Your objective: Retype the material in full, keeping every word the same.
::: Task input :::
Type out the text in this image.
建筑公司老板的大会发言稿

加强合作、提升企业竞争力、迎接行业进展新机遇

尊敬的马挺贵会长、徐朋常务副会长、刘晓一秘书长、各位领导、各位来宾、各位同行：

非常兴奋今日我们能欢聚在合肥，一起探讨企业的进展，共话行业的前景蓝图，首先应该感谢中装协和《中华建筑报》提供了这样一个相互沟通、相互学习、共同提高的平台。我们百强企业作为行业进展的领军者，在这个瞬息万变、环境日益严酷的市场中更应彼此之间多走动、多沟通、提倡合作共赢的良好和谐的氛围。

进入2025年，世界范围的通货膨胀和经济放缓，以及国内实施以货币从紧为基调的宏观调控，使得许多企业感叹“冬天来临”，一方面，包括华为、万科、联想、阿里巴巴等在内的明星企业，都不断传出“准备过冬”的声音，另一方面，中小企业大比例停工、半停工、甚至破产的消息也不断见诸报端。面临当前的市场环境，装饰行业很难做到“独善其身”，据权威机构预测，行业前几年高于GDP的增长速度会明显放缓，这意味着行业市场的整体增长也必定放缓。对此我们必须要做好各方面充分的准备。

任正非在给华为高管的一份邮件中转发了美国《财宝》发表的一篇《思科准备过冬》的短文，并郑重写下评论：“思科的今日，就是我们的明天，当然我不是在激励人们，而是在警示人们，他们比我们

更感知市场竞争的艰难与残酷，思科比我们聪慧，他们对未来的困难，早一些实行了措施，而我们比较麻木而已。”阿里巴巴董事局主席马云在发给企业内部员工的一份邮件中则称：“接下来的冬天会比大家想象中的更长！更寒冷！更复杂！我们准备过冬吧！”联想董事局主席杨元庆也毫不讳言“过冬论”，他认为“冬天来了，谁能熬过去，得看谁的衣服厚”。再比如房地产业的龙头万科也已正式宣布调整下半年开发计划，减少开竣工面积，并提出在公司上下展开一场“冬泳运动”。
:::
Response:
Type out the text in this image.
建筑公司老板的大会发言稿

加强合作、提升企业竞争力、迎接行业进展新机遇

尊敬的马挺贵会长、徐朋常务副会长、刘晓一秘书长、各位领导、各位来宾、各位同行：

非常兴奋今日我们能欢聚在合肥，一起探讨企业的进展，共话行业的前景蓝图，首先应该感谢中装协和《中华建筑报》提供了这样一个相互沟通、相互学习、共同提高的平台。我们百强企业作为行业进展的领军者，在这个瞬息万变、环境日益严酷的市场中更应彼此之间多走动、多沟通、提倡合作共赢的良好和谐的氛围。

进入2025年，世界范围的通货膨胀和经济放缓，以及国内实施以货币从紧为基调的宏观调控，使得许多企业感叹“冬天来临”，一方面，包括华为、万科、联想、阿里巴巴等在内的明星企业，都不断传出“准备过冬”的声音，另一方面，中小企业大比例停工、半停工、甚至破产的消息也不断见诸报端。面临当前的市场环境，装饰行业很难做到“独善其身”，据权威机构预测，行业前几年高于GDP的增长速度会明显放缓，这意味着行业市场的整体增长也必定放缓。对此我们必须要做好各方面充分的准备。

任正非在给华为高管的一份邮件中转发了美国《财宝》发表的一篇《思科准备过冬》的短文，并郑重写下评论：“思科的今日，就是我们的明天，当然我不是在激励人们，而是在警示人们，他们比我们

更感知市场竞争的艰难与残酷，思科比我们聪慧，他们对未来的困难，早一些实行了措施，而我们比较麻木而已。”阿里巴巴董事局主席马云在发给企业内部员工的一份邮件中则称：“接下来的冬天会比大家想象中的更长！更寒冷！更复杂！我们准备过冬吧！”联想董事局主席杨元庆也毫不讳言“过冬论”，他认为“冬天来了，谁能熬过去，得看谁的衣服厚”。再比如房地产业的龙头万科也已正式宣布调整下半年开发计划，减少开竣工面积，并提出在公司上下展开一场“冬泳运动”。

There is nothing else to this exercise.